Recorded data:
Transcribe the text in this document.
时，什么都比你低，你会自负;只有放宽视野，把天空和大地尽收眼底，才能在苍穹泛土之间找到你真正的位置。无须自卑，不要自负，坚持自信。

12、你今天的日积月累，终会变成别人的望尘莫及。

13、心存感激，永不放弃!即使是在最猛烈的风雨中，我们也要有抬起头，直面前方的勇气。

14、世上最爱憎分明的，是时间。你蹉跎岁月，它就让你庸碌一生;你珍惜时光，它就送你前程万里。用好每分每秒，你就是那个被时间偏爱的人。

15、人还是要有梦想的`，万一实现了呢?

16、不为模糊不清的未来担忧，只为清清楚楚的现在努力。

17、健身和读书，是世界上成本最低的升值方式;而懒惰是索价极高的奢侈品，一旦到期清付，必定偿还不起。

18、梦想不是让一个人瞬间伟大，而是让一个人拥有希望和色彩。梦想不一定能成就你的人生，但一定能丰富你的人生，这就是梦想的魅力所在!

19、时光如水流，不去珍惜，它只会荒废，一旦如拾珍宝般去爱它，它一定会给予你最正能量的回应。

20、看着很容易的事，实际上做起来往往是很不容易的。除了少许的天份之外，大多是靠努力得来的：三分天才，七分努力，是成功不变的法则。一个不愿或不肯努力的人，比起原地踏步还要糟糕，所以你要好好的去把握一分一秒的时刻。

== PROBLEM REQUIREMENTS ==
Copy each record from above without leaving any out.

== THE RESPONSE ==
Transcribe the text in this document.
时，什么都比你低，你会自负;只有放宽视野，把天空和大地尽收眼底，才能在苍穹泛土之间找到你真正的位置。无须自卑，不要自负，坚持自信。

12、你今天的日积月累，终会变成别人的望尘莫及。

13、心存感激，永不放弃!即使是在最猛烈的风雨中，我们也要有抬起头，直面前方的勇气。

14、世上最爱憎分明的，是时间。你蹉跎岁月，它就让你庸碌一生;你珍惜时光，它就送你前程万里。用好每分每秒，你就是那个被时间偏爱的人。

15、人还是要有梦想的`，万一实现了呢?

16、不为模糊不清的未来担忧，只为清清楚楚的现在努力。

17、健身和读书，是世界上成本最低的升值方式;而懒惰是索价极高的奢侈品，一旦到期清付，必定偿还不起。

18、梦想不是让一个人瞬间伟大，而是让一个人拥有希望和色彩。梦想不一定能成就你的人生，但一定能丰富你的人生，这就是梦想的魅力所在!

19、时光如水流，不去珍惜，它只会荒废，一旦如拾珍宝般去爱它，它一定会给予你最正能量的回应。

20、看着很容易的事，实际上做起来往往是很不容易的。除了少许的天份之外，大多是靠努力得来的：三分天才，七分努力，是成功不变的法则。一个不愿或不肯努力的人，比起原地踏步还要糟糕，所以你要好好的去把握一分一秒的时刻。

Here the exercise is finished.